What needs to be done — Can you find the lines of the listing that include "sont" and copy every one?

Stored records:
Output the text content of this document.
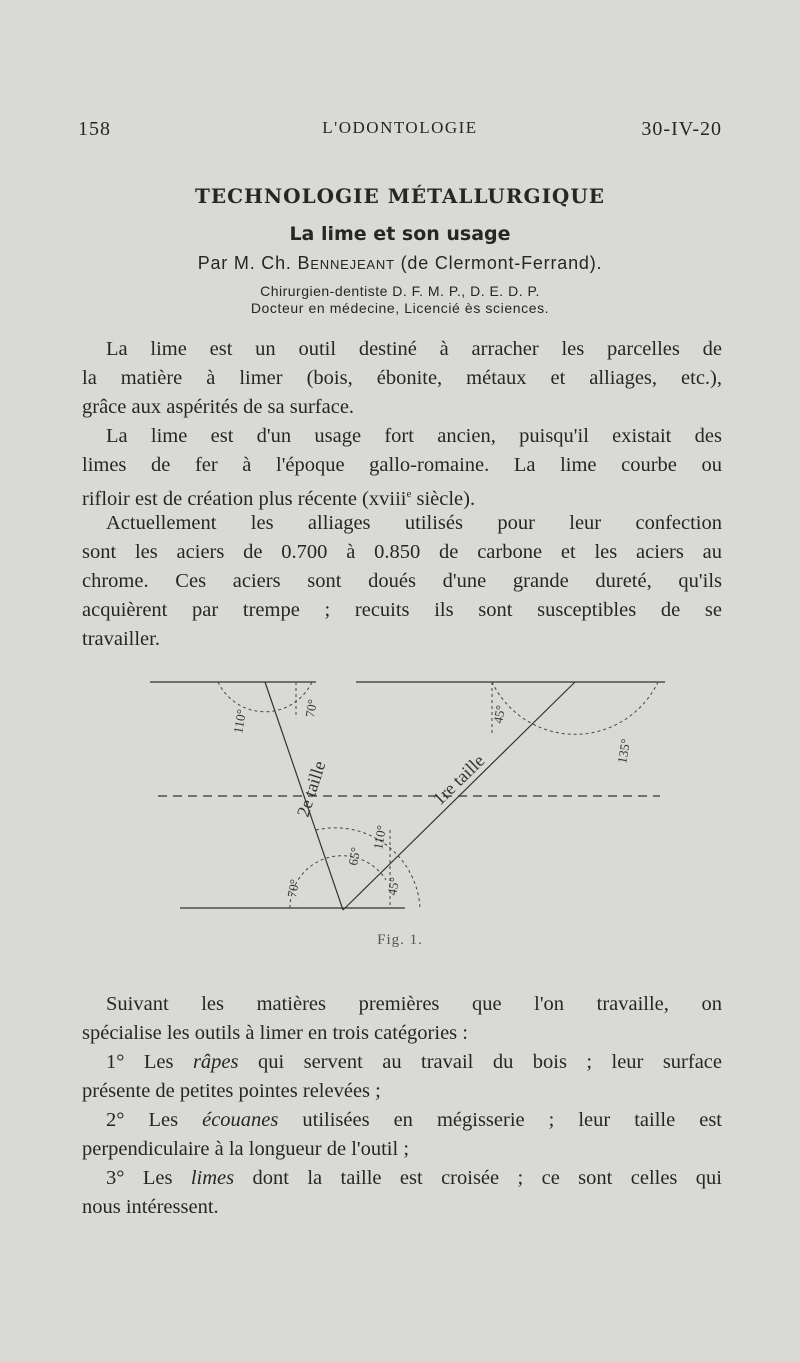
158	L'ODONTOLOGIE	30-IV-20
TECHNOLOGIE MÉTALLURGIQUE
La lime et son usage
Par M. Ch. Bennejeant (de Clermont-Ferrand).
Chirurgien-dentiste D. F. M. P., D. E. D. P.
Docteur en médecine, Licencié ès sciences.
La lime est un outil destiné à arracher les parcelles de
la matière à limer (bois, ébonite, métaux et alliages, etc.),
grâce aux aspérités de sa surface.
La lime est d'un usage fort ancien, puisqu'il existait des
limes de fer à l'époque gallo-romaine. La lime courbe ou
rifloir est de création plus récente (xviii$^e$ siècle).
Actuellement les alliages utilisés pour leur confection
sont les aciers de 0.700 à 0.850 de carbone et les aciers au
chrome. Ces aciers sont doués d'une grande dureté, qu'ils
acquièrent par trempe ; recuits ils sont susceptibles de se
travailler.
110°	70°	45°
135°
2e taille	1re taille
65°
110°
70°	45°
Fig. 1.
Suivant les matières premières que l'on travaille, on
spécialise les outils à limer en trois catégories :
1° Les râpes qui servent au travail du bois ; leur surface
présente de petites pointes relevées ;
2° Les écouanes utilisées en mégisserie ; leur taille est
perpendiculaire à la longueur de l'outil ;
3° Les limes dont la taille est croisée ; ce sont celles qui
nous intéressent.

Response —
sont les aciers de 0.700 à 0.850 de carbone et les aciers au
chrome. Ces aciers sont doués d'une grande dureté, qu'ils
acquièrent par trempe ; recuits ils sont susceptibles de se
3° Les limes dont la taille est croisée ; ce sont celles qui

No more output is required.